Each line below should be retyped exactly, with no pictures.
- - -
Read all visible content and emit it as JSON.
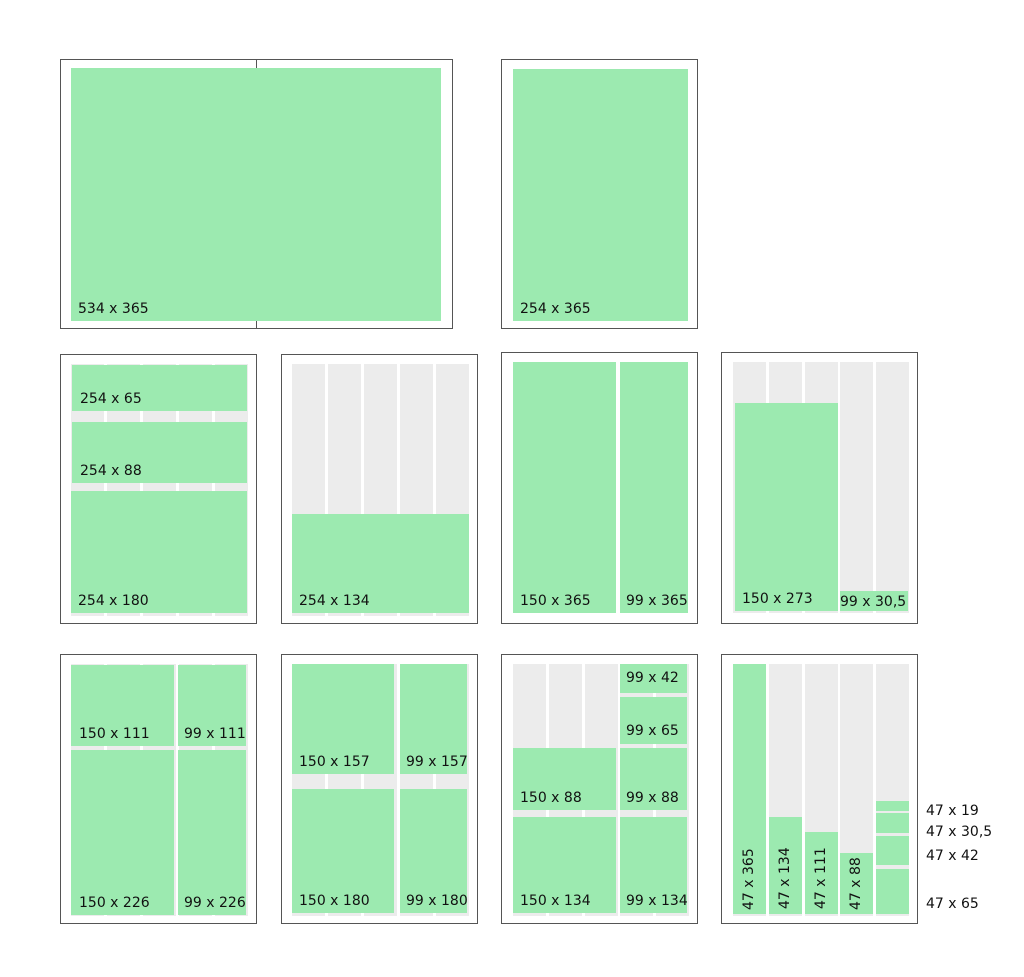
{
  "panels": [
    {
      "blocks": [
        {
          "label": "534 x 365"
        }
      ]
    },
    {
      "blocks": [
        {
          "label": "254 x 365"
        }
      ]
    },
    {
      "blocks": [
        {
          "label": "254 x 65"
        },
        {
          "label": "254 x 88"
        },
        {
          "label": "254 x 180"
        }
      ]
    },
    {
      "blocks": [
        {
          "label": "254 x 134"
        }
      ]
    },
    {
      "blocks": [
        {
          "label": "150 x 365"
        },
        {
          "label": "99 x 365"
        }
      ]
    },
    {
      "blocks": [
        {
          "label": "150 x 273"
        },
        {
          "label": "99 x 30,5"
        }
      ]
    },
    {
      "blocks": [
        {
          "label": "150 x 111"
        },
        {
          "label": "99 x 111"
        },
        {
          "label": "150 x 226"
        },
        {
          "label": "99 x 226"
        }
      ]
    },
    {
      "blocks": [
        {
          "label": "150 x 157"
        },
        {
          "label": "99 x 157"
        },
        {
          "label": "150 x 180"
        },
        {
          "label": "99 x 180"
        }
      ]
    },
    {
      "blocks": [
        {
          "label": "99 x 42"
        },
        {
          "label": "99 x 65"
        },
        {
          "label": "150 x 88"
        },
        {
          "label": "99 x 88"
        },
        {
          "label": "150 x 134"
        },
        {
          "label": "99 x 134"
        }
      ]
    },
    {
      "blocks": [
        {
          "label": "47 x 365"
        },
        {
          "label": "47 x 134"
        },
        {
          "label": "47 x 111"
        },
        {
          "label": "47 x 88"
        }
      ],
      "side_labels": [
        {
          "label": "47 x 19"
        },
        {
          "label": "47 x 30,5"
        },
        {
          "label": "47 x 42"
        },
        {
          "label": "47 x 65"
        }
      ]
    }
  ]
}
- - -
RESULT OF THIS TASK:
Read all visible content and emit it as JSON.
{
  "panels": [
    {
      "blocks": [
        {
          "label": "534 x 365"
        }
      ]
    },
    {
      "blocks": [
        {
          "label": "254 x 365"
        }
      ]
    },
    {
      "blocks": [
        {
          "label": "254 x 65"
        },
        {
          "label": "254 x 88"
        },
        {
          "label": "254 x 180"
        }
      ]
    },
    {
      "blocks": [
        {
          "label": "254 x 134"
        }
      ]
    },
    {
      "blocks": [
        {
          "label": "150 x 365"
        },
        {
          "label": "99 x 365"
        }
      ]
    },
    {
      "blocks": [
        {
          "label": "150 x 273"
        },
        {
          "label": "99 x 30,5"
        }
      ]
    },
    {
      "blocks": [
        {
          "label": "150 x 111"
        },
        {
          "label": "99 x 111"
        },
        {
          "label": "150 x 226"
        },
        {
          "label": "99 x 226"
        }
      ]
    },
    {
      "blocks": [
        {
          "label": "150 x 157"
        },
        {
          "label": "99 x 157"
        },
        {
          "label": "150 x 180"
        },
        {
          "label": "99 x 180"
        }
      ]
    },
    {
      "blocks": [
        {
          "label": "99 x 42"
        },
        {
          "label": "99 x 65"
        },
        {
          "label": "150 x 88"
        },
        {
          "label": "99 x 88"
        },
        {
          "label": "150 x 134"
        },
        {
          "label": "99 x 134"
        }
      ]
    },
    {
      "blocks": [
        {
          "label": "47 x 365"
        },
        {
          "label": "47 x 134"
        },
        {
          "label": "47 x 111"
        },
        {
          "label": "47 x 88"
        }
      ],
      "side_labels": [
        {
          "label": "47 x 19"
        },
        {
          "label": "47 x 30,5"
        },
        {
          "label": "47 x 42"
        },
        {
          "label": "47 x 65"
        }
      ]
    }
  ]
}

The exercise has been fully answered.